The task
Keep the pictures out and restate every record exactly.
━━━━━ Extracted data
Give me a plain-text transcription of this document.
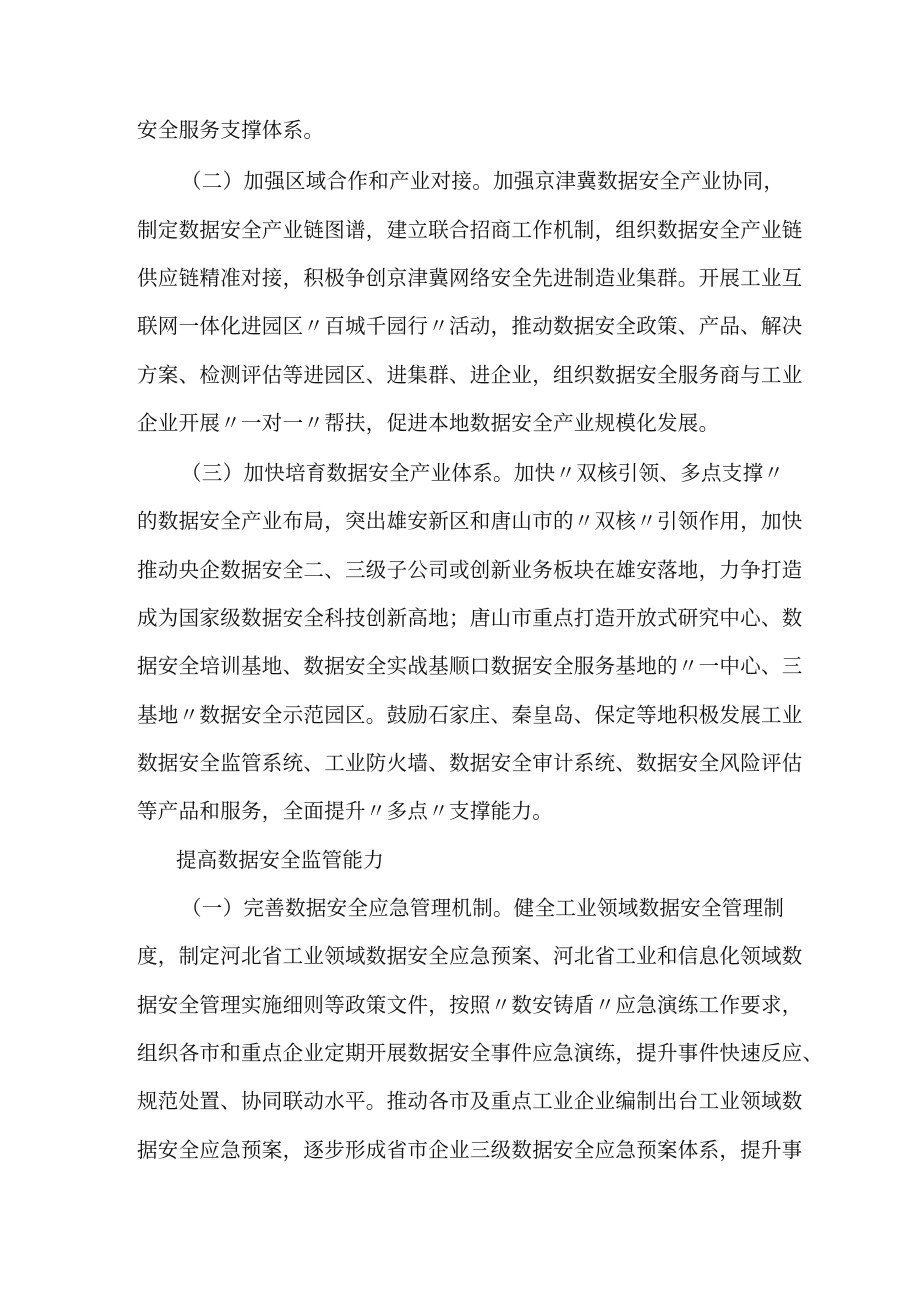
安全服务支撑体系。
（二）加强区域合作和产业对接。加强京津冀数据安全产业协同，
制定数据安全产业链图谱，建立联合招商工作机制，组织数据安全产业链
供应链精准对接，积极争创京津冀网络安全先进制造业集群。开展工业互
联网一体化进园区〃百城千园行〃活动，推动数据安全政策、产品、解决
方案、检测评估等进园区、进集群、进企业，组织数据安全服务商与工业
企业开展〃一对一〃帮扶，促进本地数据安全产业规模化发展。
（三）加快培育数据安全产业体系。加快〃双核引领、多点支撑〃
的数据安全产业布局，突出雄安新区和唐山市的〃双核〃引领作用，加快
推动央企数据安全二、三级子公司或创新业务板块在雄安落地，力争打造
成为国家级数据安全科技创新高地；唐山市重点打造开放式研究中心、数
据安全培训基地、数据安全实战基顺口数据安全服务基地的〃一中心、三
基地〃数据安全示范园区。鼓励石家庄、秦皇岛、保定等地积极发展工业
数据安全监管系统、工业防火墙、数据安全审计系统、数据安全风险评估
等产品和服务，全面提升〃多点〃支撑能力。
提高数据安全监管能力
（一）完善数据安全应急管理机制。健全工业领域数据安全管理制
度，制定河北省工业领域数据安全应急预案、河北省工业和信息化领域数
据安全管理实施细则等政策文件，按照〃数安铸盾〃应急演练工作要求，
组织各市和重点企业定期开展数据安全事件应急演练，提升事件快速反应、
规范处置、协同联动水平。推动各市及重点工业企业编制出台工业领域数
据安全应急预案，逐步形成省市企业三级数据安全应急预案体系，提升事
━━━━━━━━━━
Response to this task
Give me a plain-text transcription of this document.
安全服务支撑体系。
（二）加强区域合作和产业对接。加强京津冀数据安全产业协同，
制定数据安全产业链图谱，建立联合招商工作机制，组织数据安全产业链
供应链精准对接，积极争创京津冀网络安全先进制造业集群。开展工业互
联网一体化进园区〃百城千园行〃活动，推动数据安全政策、产品、解决
方案、检测评估等进园区、进集群、进企业，组织数据安全服务商与工业
企业开展〃一对一〃帮扶，促进本地数据安全产业规模化发展。
（三）加快培育数据安全产业体系。加快〃双核引领、多点支撑〃
的数据安全产业布局，突出雄安新区和唐山市的〃双核〃引领作用，加快
推动央企数据安全二、三级子公司或创新业务板块在雄安落地，力争打造
成为国家级数据安全科技创新高地；唐山市重点打造开放式研究中心、数
据安全培训基地、数据安全实战基顺口数据安全服务基地的〃一中心、三
基地〃数据安全示范园区。鼓励石家庄、秦皇岛、保定等地积极发展工业
数据安全监管系统、工业防火墙、数据安全审计系统、数据安全风险评估
等产品和服务，全面提升〃多点〃支撑能力。
提高数据安全监管能力
（一）完善数据安全应急管理机制。健全工业领域数据安全管理制
度，制定河北省工业领域数据安全应急预案、河北省工业和信息化领域数
据安全管理实施细则等政策文件，按照〃数安铸盾〃应急演练工作要求，
组织各市和重点企业定期开展数据安全事件应急演练，提升事件快速反应、
规范处置、协同联动水平。推动各市及重点工业企业编制出台工业领域数
据安全应急预案，逐步形成省市企业三级数据安全应急预案体系，提升事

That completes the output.